Exercise description ▸ Copy, in full, each line of the material that holds the word "nómini".

Task data ▸
>>>
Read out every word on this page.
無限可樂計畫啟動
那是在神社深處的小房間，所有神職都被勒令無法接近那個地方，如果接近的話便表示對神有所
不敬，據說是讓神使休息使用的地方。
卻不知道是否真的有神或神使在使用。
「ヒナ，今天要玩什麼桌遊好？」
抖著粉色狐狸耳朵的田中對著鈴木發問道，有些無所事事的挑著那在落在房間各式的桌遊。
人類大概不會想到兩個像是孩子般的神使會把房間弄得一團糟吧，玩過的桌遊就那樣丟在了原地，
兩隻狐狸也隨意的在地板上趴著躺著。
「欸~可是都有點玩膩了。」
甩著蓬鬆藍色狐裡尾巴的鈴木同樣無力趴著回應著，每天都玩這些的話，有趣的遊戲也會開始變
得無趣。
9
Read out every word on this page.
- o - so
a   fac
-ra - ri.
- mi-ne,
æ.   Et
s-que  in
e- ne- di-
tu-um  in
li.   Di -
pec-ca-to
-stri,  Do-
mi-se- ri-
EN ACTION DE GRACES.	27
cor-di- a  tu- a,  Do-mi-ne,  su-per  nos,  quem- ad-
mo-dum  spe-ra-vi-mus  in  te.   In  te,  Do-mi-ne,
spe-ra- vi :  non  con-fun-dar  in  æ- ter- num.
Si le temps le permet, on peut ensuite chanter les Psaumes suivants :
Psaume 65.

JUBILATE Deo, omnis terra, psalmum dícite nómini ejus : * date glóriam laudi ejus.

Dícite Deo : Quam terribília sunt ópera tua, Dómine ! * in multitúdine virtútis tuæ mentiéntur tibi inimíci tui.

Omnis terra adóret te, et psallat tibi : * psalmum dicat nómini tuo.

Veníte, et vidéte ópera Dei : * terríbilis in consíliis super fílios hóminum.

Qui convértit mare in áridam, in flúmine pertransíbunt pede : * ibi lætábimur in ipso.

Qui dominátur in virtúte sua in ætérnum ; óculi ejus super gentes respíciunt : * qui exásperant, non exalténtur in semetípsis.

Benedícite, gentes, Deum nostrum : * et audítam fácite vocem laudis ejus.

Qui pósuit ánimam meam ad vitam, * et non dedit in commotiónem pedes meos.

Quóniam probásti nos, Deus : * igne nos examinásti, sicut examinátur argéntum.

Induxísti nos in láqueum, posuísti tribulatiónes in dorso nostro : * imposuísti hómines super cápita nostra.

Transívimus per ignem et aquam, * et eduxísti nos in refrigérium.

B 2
<<<
Task answer ▸
JUBILATE Deo, omnis terra, psalmum dícite nómini ejus : * date glóriam laudi ejus.
Omnis terra adóret te, et psallat tibi : * psalmum dicat nómini tuo.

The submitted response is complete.